EXERCISE DETAILS:
Write out exactly the lines from the one containing "Convert this document image to plain text." through the last line of the records below, including both.

Dataset items:
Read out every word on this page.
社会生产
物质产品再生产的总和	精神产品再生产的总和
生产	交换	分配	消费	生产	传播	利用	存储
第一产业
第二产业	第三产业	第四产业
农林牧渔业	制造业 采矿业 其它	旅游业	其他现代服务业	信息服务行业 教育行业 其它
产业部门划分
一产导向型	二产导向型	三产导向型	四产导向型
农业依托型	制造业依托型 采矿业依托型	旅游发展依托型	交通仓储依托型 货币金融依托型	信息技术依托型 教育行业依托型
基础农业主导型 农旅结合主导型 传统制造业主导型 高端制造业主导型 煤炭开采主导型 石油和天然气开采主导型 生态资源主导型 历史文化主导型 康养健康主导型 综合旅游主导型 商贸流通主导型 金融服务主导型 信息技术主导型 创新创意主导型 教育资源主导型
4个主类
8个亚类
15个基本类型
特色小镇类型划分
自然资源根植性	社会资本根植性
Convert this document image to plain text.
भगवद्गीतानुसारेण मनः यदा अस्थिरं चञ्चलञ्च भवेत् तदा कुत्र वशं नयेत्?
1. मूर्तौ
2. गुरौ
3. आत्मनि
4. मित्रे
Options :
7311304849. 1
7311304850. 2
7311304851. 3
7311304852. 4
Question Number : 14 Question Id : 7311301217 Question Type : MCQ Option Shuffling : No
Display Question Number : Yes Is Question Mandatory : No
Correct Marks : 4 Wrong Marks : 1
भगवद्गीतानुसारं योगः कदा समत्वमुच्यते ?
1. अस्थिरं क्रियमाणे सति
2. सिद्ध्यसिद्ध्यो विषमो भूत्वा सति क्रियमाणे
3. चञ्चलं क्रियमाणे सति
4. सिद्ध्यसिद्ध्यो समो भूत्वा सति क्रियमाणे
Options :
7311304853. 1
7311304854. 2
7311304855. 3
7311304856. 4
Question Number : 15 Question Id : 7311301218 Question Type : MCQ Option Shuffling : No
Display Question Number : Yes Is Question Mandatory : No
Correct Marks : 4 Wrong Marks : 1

EXERCISE OUTPUT:
Convert this document image to plain text.
भगवद्गीतानुसारेण मनः यदा अस्थिरं चञ्चलञ्च भवेत् तदा कुत्र वशं नयेत्?
1. मूर्तौ
2. गुरौ
3. आत्मनि
4. मित्रे
Options :
7311304849. 1
7311304850. 2
7311304851. 3
7311304852. 4
Question Number : 14 Question Id : 7311301217 Question Type : MCQ Option Shuffling : No
Display Question Number : Yes Is Question Mandatory : No
Correct Marks : 4 Wrong Marks : 1
भगवद्गीतानुसारं योगः कदा समत्वमुच्यते ?
1. अस्थिरं क्रियमाणे सति
2. सिद्ध्यसिद्ध्यो विषमो भूत्वा सति क्रियमाणे
3. चञ्चलं क्रियमाणे सति
4. सिद्ध्यसिद्ध्यो समो भूत्वा सति क्रियमाणे
Options :
7311304853. 1
7311304854. 2
7311304855. 3
7311304856. 4
Question Number : 15 Question Id : 7311301218 Question Type : MCQ Option Shuffling : No
Display Question Number : Yes Is Question Mandatory : No
Correct Marks : 4 Wrong Marks : 1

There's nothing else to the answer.